→ **The task**: Go through the records and copy each line where the word "Management" occurs.

^^^^^^^^^^^^^^^^

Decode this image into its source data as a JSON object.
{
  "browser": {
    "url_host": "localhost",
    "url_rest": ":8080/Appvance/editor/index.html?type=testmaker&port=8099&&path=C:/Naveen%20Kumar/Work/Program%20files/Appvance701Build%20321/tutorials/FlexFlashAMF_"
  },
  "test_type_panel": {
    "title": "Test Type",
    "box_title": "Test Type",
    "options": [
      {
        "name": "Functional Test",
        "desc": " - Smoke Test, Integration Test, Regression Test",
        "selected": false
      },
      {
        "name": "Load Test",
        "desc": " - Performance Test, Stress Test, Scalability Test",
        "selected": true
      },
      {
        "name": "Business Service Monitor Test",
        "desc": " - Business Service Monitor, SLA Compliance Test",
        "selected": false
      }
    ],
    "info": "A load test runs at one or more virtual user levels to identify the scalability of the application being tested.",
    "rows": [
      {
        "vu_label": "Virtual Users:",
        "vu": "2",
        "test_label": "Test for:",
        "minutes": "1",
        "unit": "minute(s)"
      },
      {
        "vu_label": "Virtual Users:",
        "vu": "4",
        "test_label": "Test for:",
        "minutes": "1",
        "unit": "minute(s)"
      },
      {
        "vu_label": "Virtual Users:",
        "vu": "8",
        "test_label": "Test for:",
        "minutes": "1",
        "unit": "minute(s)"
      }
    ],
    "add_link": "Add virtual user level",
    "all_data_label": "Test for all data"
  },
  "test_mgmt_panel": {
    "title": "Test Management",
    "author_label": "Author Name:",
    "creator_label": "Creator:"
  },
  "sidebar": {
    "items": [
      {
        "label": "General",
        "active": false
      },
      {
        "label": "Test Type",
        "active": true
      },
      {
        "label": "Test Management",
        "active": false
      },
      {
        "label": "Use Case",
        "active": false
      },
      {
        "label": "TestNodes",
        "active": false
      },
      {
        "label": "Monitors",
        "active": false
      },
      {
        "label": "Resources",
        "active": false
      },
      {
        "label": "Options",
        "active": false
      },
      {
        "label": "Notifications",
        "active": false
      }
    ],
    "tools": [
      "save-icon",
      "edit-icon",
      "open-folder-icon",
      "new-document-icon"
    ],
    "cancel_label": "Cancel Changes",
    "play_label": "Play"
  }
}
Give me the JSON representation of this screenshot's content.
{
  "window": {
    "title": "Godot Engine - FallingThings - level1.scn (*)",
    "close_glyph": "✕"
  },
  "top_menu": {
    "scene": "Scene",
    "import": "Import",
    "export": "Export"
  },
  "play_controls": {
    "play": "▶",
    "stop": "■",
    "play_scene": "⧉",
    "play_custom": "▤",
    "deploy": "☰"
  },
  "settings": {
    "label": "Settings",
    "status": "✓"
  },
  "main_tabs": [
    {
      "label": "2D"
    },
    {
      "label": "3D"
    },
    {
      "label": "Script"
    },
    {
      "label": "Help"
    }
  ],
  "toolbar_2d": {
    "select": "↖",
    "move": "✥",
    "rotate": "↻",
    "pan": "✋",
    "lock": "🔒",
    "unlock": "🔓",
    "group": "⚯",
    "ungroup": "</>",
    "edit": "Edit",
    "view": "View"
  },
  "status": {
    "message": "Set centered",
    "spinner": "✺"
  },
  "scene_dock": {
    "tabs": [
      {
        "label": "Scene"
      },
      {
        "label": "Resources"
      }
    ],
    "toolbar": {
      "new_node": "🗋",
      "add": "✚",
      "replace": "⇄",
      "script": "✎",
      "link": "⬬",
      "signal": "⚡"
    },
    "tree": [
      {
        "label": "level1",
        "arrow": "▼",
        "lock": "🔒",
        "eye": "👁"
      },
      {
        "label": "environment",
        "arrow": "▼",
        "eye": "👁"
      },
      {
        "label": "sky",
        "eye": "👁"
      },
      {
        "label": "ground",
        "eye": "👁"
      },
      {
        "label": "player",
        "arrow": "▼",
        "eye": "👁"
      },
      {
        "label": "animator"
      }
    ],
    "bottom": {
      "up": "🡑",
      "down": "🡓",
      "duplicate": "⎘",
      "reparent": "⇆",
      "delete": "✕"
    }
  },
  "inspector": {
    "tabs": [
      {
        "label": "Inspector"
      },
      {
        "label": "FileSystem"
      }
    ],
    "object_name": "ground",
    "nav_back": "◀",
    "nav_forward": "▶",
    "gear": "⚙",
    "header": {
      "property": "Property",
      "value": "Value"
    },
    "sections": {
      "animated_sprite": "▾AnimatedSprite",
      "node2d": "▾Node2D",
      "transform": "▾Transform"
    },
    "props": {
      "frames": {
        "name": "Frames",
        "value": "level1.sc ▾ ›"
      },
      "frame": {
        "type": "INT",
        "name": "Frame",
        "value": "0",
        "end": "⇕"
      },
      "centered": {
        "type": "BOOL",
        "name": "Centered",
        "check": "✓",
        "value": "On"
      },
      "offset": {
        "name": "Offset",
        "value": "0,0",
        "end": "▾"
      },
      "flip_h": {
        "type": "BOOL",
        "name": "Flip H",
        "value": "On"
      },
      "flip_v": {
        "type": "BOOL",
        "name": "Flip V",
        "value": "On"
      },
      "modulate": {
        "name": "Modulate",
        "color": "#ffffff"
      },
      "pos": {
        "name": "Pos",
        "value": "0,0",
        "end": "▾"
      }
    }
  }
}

^^^^^^^^^^^^^^^^

→ **Output of the exercise**:
    "title": "Test Management",
        "label": "Test Management",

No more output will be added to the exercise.